[Task input]:
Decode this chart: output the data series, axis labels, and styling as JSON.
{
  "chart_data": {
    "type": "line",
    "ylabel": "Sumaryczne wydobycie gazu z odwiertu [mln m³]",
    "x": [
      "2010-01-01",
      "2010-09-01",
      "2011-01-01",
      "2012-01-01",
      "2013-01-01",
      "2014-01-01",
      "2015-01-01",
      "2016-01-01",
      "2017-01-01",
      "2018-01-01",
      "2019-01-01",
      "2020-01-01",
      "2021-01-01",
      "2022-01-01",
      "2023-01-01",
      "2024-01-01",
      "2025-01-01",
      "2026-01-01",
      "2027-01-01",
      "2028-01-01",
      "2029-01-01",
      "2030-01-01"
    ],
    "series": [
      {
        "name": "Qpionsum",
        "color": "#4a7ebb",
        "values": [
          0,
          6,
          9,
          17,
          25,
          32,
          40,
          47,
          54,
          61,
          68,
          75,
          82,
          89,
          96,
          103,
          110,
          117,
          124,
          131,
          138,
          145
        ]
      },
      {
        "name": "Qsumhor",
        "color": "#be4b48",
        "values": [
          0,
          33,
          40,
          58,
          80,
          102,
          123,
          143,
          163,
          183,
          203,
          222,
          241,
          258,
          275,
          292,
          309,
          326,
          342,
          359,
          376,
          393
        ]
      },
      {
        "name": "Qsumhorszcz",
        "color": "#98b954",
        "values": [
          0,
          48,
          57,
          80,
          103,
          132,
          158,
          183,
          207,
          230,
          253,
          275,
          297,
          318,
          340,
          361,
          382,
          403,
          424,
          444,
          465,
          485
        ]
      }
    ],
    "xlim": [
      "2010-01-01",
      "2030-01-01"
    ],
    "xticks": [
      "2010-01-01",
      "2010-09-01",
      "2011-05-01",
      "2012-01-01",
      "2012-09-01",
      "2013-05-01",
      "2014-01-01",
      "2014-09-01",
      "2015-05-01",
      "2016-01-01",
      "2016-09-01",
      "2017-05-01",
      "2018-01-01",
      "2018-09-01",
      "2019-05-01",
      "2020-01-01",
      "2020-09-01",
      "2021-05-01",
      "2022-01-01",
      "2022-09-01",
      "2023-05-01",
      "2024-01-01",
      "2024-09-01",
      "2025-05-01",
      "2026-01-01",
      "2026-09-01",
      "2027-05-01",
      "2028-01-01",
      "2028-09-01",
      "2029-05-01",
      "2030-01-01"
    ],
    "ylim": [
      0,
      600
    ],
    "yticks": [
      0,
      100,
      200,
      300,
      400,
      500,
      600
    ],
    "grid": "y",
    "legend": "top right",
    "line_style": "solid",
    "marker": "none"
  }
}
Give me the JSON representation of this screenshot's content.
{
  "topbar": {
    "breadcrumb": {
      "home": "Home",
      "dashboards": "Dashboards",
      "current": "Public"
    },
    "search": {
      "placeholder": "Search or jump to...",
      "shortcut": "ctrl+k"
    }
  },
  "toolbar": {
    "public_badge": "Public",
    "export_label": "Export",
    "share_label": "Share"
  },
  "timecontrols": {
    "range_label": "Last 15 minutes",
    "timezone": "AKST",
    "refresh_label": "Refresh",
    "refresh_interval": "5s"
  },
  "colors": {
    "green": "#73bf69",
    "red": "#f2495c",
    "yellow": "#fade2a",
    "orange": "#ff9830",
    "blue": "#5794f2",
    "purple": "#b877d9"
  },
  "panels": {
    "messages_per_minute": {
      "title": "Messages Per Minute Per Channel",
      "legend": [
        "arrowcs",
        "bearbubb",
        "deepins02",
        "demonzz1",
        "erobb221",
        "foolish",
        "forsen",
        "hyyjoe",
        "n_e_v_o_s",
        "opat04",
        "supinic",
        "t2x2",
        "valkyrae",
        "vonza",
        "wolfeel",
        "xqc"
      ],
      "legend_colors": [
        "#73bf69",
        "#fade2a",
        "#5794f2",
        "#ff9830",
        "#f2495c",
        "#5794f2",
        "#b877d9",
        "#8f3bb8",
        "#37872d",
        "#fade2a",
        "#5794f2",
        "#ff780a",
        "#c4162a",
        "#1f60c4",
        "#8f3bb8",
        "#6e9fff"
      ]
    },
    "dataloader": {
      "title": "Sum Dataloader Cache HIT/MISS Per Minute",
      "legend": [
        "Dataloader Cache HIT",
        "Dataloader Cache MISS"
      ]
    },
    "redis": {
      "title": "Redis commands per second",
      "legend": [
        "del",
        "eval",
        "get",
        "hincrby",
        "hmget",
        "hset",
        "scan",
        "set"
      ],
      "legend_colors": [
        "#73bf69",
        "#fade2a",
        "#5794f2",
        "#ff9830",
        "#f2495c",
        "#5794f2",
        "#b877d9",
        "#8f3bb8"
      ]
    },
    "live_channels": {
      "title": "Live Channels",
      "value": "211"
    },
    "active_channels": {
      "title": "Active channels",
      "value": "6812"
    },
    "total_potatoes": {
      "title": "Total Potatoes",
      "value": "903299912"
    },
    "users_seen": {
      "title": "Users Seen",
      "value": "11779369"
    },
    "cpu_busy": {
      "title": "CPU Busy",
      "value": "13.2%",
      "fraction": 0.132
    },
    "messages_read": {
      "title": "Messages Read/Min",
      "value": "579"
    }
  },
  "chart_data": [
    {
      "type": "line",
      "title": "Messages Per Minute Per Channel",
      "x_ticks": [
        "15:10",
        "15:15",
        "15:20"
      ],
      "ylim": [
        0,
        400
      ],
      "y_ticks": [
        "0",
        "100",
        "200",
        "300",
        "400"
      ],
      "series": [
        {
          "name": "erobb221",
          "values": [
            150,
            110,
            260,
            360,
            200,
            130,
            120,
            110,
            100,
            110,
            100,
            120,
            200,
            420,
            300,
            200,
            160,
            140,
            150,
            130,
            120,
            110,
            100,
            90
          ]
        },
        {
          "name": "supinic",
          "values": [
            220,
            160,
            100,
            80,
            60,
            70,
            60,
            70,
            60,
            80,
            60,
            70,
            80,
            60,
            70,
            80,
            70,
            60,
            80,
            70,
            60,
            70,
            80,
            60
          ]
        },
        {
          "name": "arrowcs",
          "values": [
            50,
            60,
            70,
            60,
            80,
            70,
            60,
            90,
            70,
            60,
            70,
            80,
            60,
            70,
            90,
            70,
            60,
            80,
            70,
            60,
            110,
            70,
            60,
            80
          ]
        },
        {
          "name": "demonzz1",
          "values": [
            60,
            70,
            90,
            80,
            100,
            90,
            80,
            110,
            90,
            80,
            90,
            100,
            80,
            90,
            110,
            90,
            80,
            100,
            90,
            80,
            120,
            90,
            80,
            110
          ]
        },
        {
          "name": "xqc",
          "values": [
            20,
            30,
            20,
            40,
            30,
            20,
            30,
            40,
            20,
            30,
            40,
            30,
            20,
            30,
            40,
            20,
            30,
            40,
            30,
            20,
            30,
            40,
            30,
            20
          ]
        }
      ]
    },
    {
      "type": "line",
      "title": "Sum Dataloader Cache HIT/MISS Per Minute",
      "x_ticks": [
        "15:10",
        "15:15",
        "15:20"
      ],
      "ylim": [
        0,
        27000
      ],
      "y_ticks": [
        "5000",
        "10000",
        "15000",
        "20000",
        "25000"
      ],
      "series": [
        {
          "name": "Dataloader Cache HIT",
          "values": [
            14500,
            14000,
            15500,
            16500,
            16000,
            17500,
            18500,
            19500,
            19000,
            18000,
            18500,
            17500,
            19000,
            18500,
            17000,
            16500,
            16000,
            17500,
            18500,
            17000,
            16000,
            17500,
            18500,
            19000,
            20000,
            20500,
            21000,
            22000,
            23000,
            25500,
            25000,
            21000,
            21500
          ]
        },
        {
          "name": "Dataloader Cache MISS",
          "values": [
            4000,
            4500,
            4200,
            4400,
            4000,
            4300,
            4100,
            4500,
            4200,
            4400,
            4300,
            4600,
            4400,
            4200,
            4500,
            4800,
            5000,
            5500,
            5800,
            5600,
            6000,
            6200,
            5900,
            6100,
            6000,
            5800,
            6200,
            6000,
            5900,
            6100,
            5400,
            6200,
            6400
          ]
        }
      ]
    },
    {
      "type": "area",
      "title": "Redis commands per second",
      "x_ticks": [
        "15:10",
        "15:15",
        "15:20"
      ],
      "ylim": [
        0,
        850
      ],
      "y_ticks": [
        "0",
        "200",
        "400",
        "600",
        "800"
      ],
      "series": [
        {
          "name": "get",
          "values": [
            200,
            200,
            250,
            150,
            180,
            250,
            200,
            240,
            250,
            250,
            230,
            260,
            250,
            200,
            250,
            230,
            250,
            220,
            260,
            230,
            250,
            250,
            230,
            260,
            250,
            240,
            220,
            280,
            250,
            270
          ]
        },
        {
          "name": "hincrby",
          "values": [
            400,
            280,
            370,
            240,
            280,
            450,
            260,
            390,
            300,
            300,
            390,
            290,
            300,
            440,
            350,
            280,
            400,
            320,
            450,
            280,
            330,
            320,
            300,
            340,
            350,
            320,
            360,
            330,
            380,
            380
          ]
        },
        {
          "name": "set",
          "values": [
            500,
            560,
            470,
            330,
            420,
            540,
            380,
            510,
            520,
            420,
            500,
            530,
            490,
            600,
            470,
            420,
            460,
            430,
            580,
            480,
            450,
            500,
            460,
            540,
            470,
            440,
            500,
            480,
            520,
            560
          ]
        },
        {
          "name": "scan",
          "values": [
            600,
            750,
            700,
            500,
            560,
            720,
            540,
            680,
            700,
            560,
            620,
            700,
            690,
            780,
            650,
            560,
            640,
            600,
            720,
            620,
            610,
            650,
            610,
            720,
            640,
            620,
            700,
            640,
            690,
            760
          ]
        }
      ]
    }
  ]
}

[Brief]: Determine how many lines of the listing above hold the word "MISS". Report that number without anything else.

[Reply to the task]: 4